Dataset records

+--

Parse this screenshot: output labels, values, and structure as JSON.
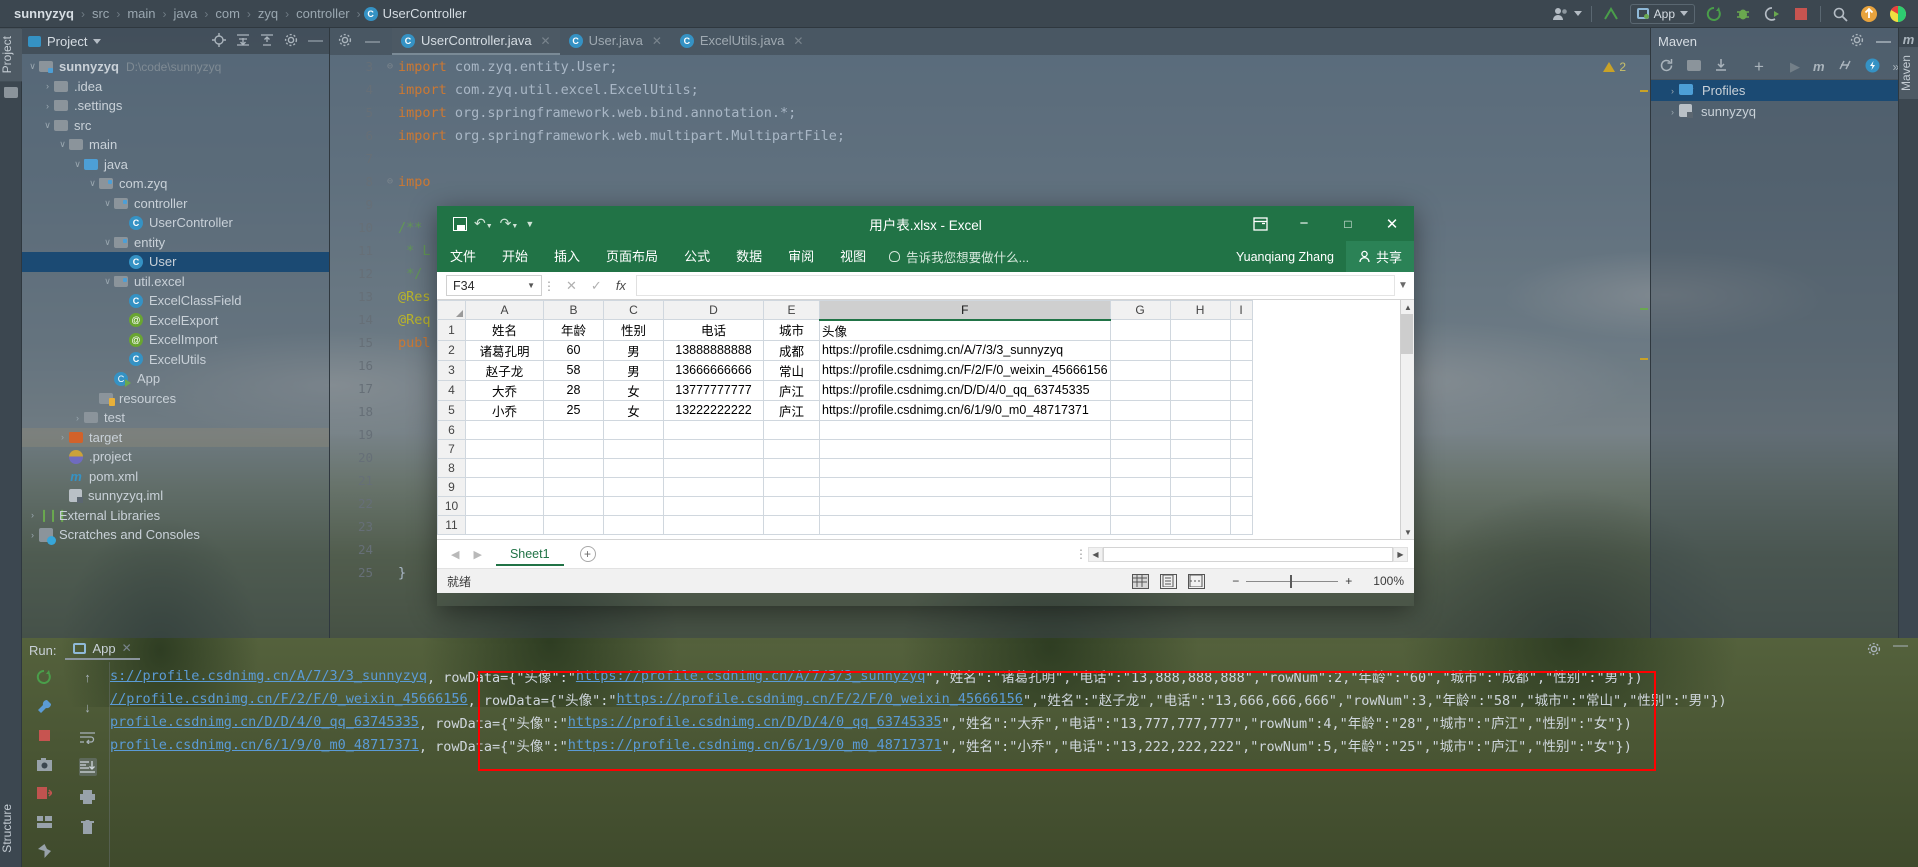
{
  "breadcrumb": {
    "items": [
      "sunnyzyq",
      "src",
      "main",
      "java",
      "com",
      "zyq",
      "controller"
    ],
    "class_name": "UserController",
    "separator": "›"
  },
  "toolbar": {
    "run_config_label": "App",
    "icons": [
      "people-icon",
      "update-project-icon",
      "run-icon",
      "debug-icon",
      "run-coverage-icon",
      "stop-icon",
      "search-icon",
      "upload-icon",
      "idea-icon"
    ]
  },
  "left_strip": {
    "project_label": "Project",
    "structure_label": "Structure"
  },
  "project_panel": {
    "title": "Project",
    "header_icons": [
      "locate-icon",
      "expand-all-icon",
      "collapse-all-icon",
      "settings-icon",
      "hide-icon"
    ],
    "tree": [
      {
        "label": "sunnyzyq",
        "path": "D:\\code\\sunnyzyq",
        "indent": 0,
        "arrow": "∨",
        "icon": "module-folder",
        "bold": true
      },
      {
        "label": ".idea",
        "indent": 1,
        "arrow": "›",
        "icon": "folder"
      },
      {
        "label": ".settings",
        "indent": 1,
        "arrow": "›",
        "icon": "folder"
      },
      {
        "label": "src",
        "indent": 1,
        "arrow": "∨",
        "icon": "folder"
      },
      {
        "label": "main",
        "indent": 2,
        "arrow": "∨",
        "icon": "folder"
      },
      {
        "label": "java",
        "indent": 3,
        "arrow": "∨",
        "icon": "folder-blue"
      },
      {
        "label": "com.zyq",
        "indent": 4,
        "arrow": "∨",
        "icon": "package"
      },
      {
        "label": "controller",
        "indent": 5,
        "arrow": "∨",
        "icon": "package"
      },
      {
        "label": "UserController",
        "indent": 6,
        "arrow": "",
        "icon": "class"
      },
      {
        "label": "entity",
        "indent": 5,
        "arrow": "∨",
        "icon": "package"
      },
      {
        "label": "User",
        "indent": 6,
        "arrow": "",
        "icon": "class",
        "selected": true
      },
      {
        "label": "util.excel",
        "indent": 5,
        "arrow": "∨",
        "icon": "package"
      },
      {
        "label": "ExcelClassField",
        "indent": 6,
        "arrow": "",
        "icon": "class"
      },
      {
        "label": "ExcelExport",
        "indent": 6,
        "arrow": "",
        "icon": "annotation"
      },
      {
        "label": "ExcelImport",
        "indent": 6,
        "arrow": "",
        "icon": "annotation"
      },
      {
        "label": "ExcelUtils",
        "indent": 6,
        "arrow": "",
        "icon": "class"
      },
      {
        "label": "App",
        "indent": 5,
        "arrow": "",
        "icon": "runnable-class"
      },
      {
        "label": "resources",
        "indent": 4,
        "arrow": "",
        "icon": "resources-folder"
      },
      {
        "label": "test",
        "indent": 3,
        "arrow": "›",
        "icon": "folder"
      },
      {
        "label": "target",
        "indent": 2,
        "arrow": "›",
        "icon": "folder-orange",
        "highlighted": true
      },
      {
        "label": ".project",
        "indent": 2,
        "arrow": "",
        "icon": "project-file"
      },
      {
        "label": "pom.xml",
        "indent": 2,
        "arrow": "",
        "icon": "maven-file"
      },
      {
        "label": "sunnyzyq.iml",
        "indent": 2,
        "arrow": "",
        "icon": "iml-file"
      },
      {
        "label": "External Libraries",
        "indent": 0,
        "arrow": "›",
        "icon": "library"
      },
      {
        "label": "Scratches and Consoles",
        "indent": 0,
        "arrow": "›",
        "icon": "scratch"
      }
    ]
  },
  "editor": {
    "tabs": [
      {
        "label": "UserController.java",
        "active": true
      },
      {
        "label": "User.java",
        "active": false
      },
      {
        "label": "ExcelUtils.java",
        "active": false
      }
    ],
    "warning_count": "2",
    "lines": [
      {
        "num": "3",
        "fold": "⊖",
        "text": "import com.zyq.entity.User;",
        "kw": "import"
      },
      {
        "num": "4",
        "fold": "",
        "text": "import com.zyq.util.excel.ExcelUtils;",
        "kw": "import"
      },
      {
        "num": "5",
        "fold": "",
        "text": "import org.springframework.web.bind.annotation.*;",
        "kw": "import"
      },
      {
        "num": "6",
        "fold": "",
        "text": "import org.springframework.web.multipart.MultipartFile;",
        "kw": "import"
      },
      {
        "num": "7",
        "fold": "",
        "text": "",
        "kw": ""
      },
      {
        "num": "8",
        "fold": "⊖",
        "text": "impo",
        "kw": "impo"
      },
      {
        "num": "9",
        "fold": "",
        "text": "",
        "kw": ""
      },
      {
        "num": "10",
        "fold": "",
        "text": "/**",
        "kw": ""
      },
      {
        "num": "11",
        "fold": "",
        "text": " * L",
        "kw": ""
      },
      {
        "num": "12",
        "fold": "",
        "text": " */",
        "kw": ""
      },
      {
        "num": "13",
        "fold": "",
        "text": "@Res",
        "kw": "@Res"
      },
      {
        "num": "14",
        "fold": "",
        "text": "@Req",
        "kw": "@Req"
      },
      {
        "num": "15",
        "fold": "",
        "text": "publ",
        "kw": "publ"
      },
      {
        "num": "16",
        "fold": "",
        "text": "",
        "kw": ""
      },
      {
        "num": "17",
        "fold": "",
        "text": "",
        "kw": ""
      },
      {
        "num": "18",
        "fold": "",
        "text": "",
        "kw": ""
      },
      {
        "num": "19",
        "fold": "",
        "text": "",
        "kw": ""
      },
      {
        "num": "20",
        "fold": "",
        "text": "",
        "kw": ""
      },
      {
        "num": "21",
        "fold": "",
        "text": "",
        "kw": ""
      },
      {
        "num": "22",
        "fold": "",
        "text": "",
        "kw": ""
      },
      {
        "num": "23",
        "fold": "",
        "text": "",
        "kw": ""
      },
      {
        "num": "24",
        "fold": "",
        "text": "",
        "kw": ""
      },
      {
        "num": "25",
        "fold": "",
        "text": "}",
        "kw": ""
      }
    ]
  },
  "maven": {
    "title": "Maven",
    "toolbar_icons": [
      "reload-icon",
      "add-folder-icon",
      "download-sources-icon",
      "add-icon",
      "run-icon",
      "maven-icon",
      "skip-tests-icon",
      "execute-icon",
      "more-icon"
    ],
    "items": [
      {
        "label": "Profiles",
        "selected": true,
        "arrow": "›"
      },
      {
        "label": "sunnyzyq",
        "selected": false,
        "arrow": "›"
      }
    ],
    "side_label": "Maven"
  },
  "excel": {
    "title": "用户表.xlsx - Excel",
    "quick_access": [
      "save-icon",
      "undo-icon",
      "redo-icon",
      "customize-icon"
    ],
    "window_buttons": [
      "ribbon-display-options-icon",
      "minimize-icon",
      "maximize-icon",
      "close-icon"
    ],
    "ribbon_tabs": [
      "文件",
      "开始",
      "插入",
      "页面布局",
      "公式",
      "数据",
      "审阅",
      "视图"
    ],
    "tell_me": "告诉我您想要做什么...",
    "user_name": "Yuanqiang Zhang",
    "share_label": "共享",
    "name_box": "F34",
    "formula_value": "",
    "formula_buttons": [
      "cancel-icon",
      "enter-icon",
      "insert-function-icon"
    ],
    "columns": [
      "A",
      "B",
      "C",
      "D",
      "E",
      "F",
      "G",
      "H",
      "I"
    ],
    "selected_column": "F",
    "rows": [
      "1",
      "2",
      "3",
      "4",
      "5",
      "6",
      "7",
      "8",
      "9",
      "10",
      "11"
    ],
    "data": [
      [
        "姓名",
        "年龄",
        "性别",
        "电话",
        "城市",
        "头像",
        "",
        "",
        ""
      ],
      [
        "诸葛孔明",
        "60",
        "男",
        "13888888888",
        "成都",
        "https://profile.csdnimg.cn/A/7/3/3_sunnyzyq",
        "",
        "",
        ""
      ],
      [
        "赵子龙",
        "58",
        "男",
        "13666666666",
        "常山",
        "https://profile.csdnimg.cn/F/2/F/0_weixin_45666156",
        "",
        "",
        ""
      ],
      [
        "大乔",
        "28",
        "女",
        "13777777777",
        "庐江",
        "https://profile.csdnimg.cn/D/D/4/0_qq_63745335",
        "",
        "",
        ""
      ],
      [
        "小乔",
        "25",
        "女",
        "13222222222",
        "庐江",
        "https://profile.csdnimg.cn/6/1/9/0_m0_48717371",
        "",
        "",
        ""
      ],
      [
        "",
        "",
        "",
        "",
        "",
        "",
        "",
        "",
        ""
      ],
      [
        "",
        "",
        "",
        "",
        "",
        "",
        "",
        "",
        ""
      ],
      [
        "",
        "",
        "",
        "",
        "",
        "",
        "",
        "",
        ""
      ],
      [
        "",
        "",
        "",
        "",
        "",
        "",
        "",
        "",
        ""
      ],
      [
        "",
        "",
        "",
        "",
        "",
        "",
        "",
        "",
        ""
      ],
      [
        "",
        "",
        "",
        "",
        "",
        "",
        "",
        "",
        ""
      ]
    ],
    "sheet_tab": "Sheet1",
    "add_sheet_label": "+",
    "status_text": "就绪",
    "zoom_level": "100%",
    "view_buttons": [
      "normal-view-icon",
      "page-layout-icon",
      "page-break-icon"
    ]
  },
  "run": {
    "label": "Run:",
    "config_name": "App",
    "tool_icons_left": [
      "rerun-icon",
      "settings-wrench-icon",
      "stop-icon",
      "camera-icon",
      "export-icon",
      "layout-icon",
      "pin-icon"
    ],
    "tool_icons_right": [
      "up-icon",
      "down-icon",
      "soft-wrap-icon",
      "scroll-to-end-icon",
      "print-icon",
      "trash-icon"
    ],
    "console_lines": [
      {
        "prefix_link": "s://profile.csdnimg.cn/A/7/3/3_sunnyzyq",
        "middle": ", rowData={\"头像\":\"",
        "link": "https://profile.csdnimg.cn/A/7/3/3_sunnyzyq",
        "suffix": "\",\"姓名\":\"诸葛孔明\",\"电话\":\"13,888,888,888\",\"rowNum\":2,\"年龄\":\"60\",\"城市\":\"成都\",\"性别\":\"男\"})"
      },
      {
        "prefix_link": "//profile.csdnimg.cn/F/2/F/0_weixin_45666156",
        "middle": ", rowData={\"头像\":\"",
        "link": "https://profile.csdnimg.cn/F/2/F/0_weixin_45666156",
        "suffix": "\",\"姓名\":\"赵子龙\",\"电话\":\"13,666,666,666\",\"rowNum\":3,\"年龄\":\"58\",\"城市\":\"常山\",\"性别\":\"男\"})"
      },
      {
        "prefix_link": "profile.csdnimg.cn/D/D/4/0_qq_63745335",
        "middle": ", rowData={\"头像\":\"",
        "link": "https://profile.csdnimg.cn/D/D/4/0_qq_63745335",
        "suffix": "\",\"姓名\":\"大乔\",\"电话\":\"13,777,777,777\",\"rowNum\":4,\"年龄\":\"28\",\"城市\":\"庐江\",\"性别\":\"女\"})"
      },
      {
        "prefix_link": "profile.csdnimg.cn/6/1/9/0_m0_48717371",
        "middle": ", rowData={\"头像\":\"",
        "link": "https://profile.csdnimg.cn/6/1/9/0_m0_48717371",
        "suffix": "\",\"姓名\":\"小乔\",\"电话\":\"13,222,222,222\",\"rowNum\":5,\"年龄\":\"25\",\"城市\":\"庐江\",\"性别\":\"女\"})"
      }
    ],
    "highlight_color": "#ff0000"
  }
}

+--

What needs to be done
Which lines above contain "ExcelUtils"? Show each of them.

Completed exercise
        "label": "ExcelUtils",
        "label": "ExcelUtils.java",
        "text": "import com.zyq.util.excel.ExcelUtils;",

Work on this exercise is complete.